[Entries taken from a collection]

━━━━━━━━

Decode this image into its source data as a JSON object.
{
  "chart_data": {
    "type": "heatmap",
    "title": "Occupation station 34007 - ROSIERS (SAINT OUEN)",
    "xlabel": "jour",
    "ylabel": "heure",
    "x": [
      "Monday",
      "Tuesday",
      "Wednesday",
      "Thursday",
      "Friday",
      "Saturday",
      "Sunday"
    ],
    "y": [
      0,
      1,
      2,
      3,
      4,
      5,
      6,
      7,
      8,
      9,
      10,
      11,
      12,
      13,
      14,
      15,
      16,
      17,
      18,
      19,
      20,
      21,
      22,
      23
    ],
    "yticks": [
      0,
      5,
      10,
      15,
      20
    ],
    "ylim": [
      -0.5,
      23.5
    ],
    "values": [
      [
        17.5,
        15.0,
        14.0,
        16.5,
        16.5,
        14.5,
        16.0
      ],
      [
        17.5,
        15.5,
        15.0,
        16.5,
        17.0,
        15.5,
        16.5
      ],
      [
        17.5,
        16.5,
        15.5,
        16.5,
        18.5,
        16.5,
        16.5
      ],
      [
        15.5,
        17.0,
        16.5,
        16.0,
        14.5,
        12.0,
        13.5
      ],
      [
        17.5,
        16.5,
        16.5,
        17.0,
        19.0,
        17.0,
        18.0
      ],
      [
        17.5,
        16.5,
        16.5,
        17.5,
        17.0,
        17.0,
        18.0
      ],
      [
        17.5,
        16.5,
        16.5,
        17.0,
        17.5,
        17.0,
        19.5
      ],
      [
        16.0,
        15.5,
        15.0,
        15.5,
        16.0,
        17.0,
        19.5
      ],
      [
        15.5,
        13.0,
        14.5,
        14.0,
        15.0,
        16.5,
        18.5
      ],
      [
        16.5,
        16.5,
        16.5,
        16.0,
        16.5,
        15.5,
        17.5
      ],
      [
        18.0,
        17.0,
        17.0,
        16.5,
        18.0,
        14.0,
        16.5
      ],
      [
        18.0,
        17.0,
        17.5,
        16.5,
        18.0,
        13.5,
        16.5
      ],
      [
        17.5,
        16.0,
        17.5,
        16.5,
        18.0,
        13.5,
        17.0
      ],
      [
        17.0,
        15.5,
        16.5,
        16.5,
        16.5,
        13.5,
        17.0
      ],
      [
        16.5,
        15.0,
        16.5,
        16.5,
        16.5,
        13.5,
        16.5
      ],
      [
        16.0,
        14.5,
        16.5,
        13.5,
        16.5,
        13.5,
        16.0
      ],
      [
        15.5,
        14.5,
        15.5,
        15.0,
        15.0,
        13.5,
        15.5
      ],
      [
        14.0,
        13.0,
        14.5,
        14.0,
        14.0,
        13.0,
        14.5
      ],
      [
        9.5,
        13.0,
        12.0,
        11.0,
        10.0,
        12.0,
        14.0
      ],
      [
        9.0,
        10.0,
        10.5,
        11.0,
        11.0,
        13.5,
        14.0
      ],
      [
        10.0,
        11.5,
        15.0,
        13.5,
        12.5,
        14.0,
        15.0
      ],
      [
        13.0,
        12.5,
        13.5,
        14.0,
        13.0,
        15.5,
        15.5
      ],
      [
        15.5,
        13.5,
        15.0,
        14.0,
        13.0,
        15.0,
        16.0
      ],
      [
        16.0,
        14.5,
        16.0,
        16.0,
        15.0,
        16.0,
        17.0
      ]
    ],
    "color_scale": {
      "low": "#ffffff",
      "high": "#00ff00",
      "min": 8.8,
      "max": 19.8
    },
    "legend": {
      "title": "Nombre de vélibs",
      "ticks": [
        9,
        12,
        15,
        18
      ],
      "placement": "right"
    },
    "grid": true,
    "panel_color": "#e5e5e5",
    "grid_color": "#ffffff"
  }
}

━━━━━━━━

-- The request --
Search the records for the string "title" and return every line in which it occurs.

-- Output of the exercise --
    "title": "Occupation station 34007 - ROSIERS (SAINT OUEN)",
      "title": "Nombre de vélibs",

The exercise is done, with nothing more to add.